▸ What the exercise asks: Scanning the entries below, copy every line that contains the word "образца".

[[ Information given, beginning ]]

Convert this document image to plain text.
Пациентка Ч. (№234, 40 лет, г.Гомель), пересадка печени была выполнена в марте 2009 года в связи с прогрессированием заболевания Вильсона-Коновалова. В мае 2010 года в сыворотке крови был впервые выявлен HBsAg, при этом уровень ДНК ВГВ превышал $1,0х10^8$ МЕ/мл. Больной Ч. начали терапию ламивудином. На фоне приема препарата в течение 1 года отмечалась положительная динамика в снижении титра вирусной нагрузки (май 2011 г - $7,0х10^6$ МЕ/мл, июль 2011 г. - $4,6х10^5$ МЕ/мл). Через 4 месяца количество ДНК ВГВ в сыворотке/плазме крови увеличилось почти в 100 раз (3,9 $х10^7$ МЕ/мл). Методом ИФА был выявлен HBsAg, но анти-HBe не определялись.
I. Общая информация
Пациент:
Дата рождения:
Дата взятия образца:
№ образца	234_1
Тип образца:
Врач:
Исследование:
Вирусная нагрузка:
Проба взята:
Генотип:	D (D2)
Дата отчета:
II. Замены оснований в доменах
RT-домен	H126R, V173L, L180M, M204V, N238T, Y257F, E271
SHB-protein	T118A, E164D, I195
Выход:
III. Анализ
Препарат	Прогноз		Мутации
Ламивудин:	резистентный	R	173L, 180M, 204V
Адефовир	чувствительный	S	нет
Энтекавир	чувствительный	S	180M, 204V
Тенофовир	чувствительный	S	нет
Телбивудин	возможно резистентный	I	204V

[[ Information given, end ]]

▸ Response:
Дата взятия образца:
№ образца	234_1
Тип образца:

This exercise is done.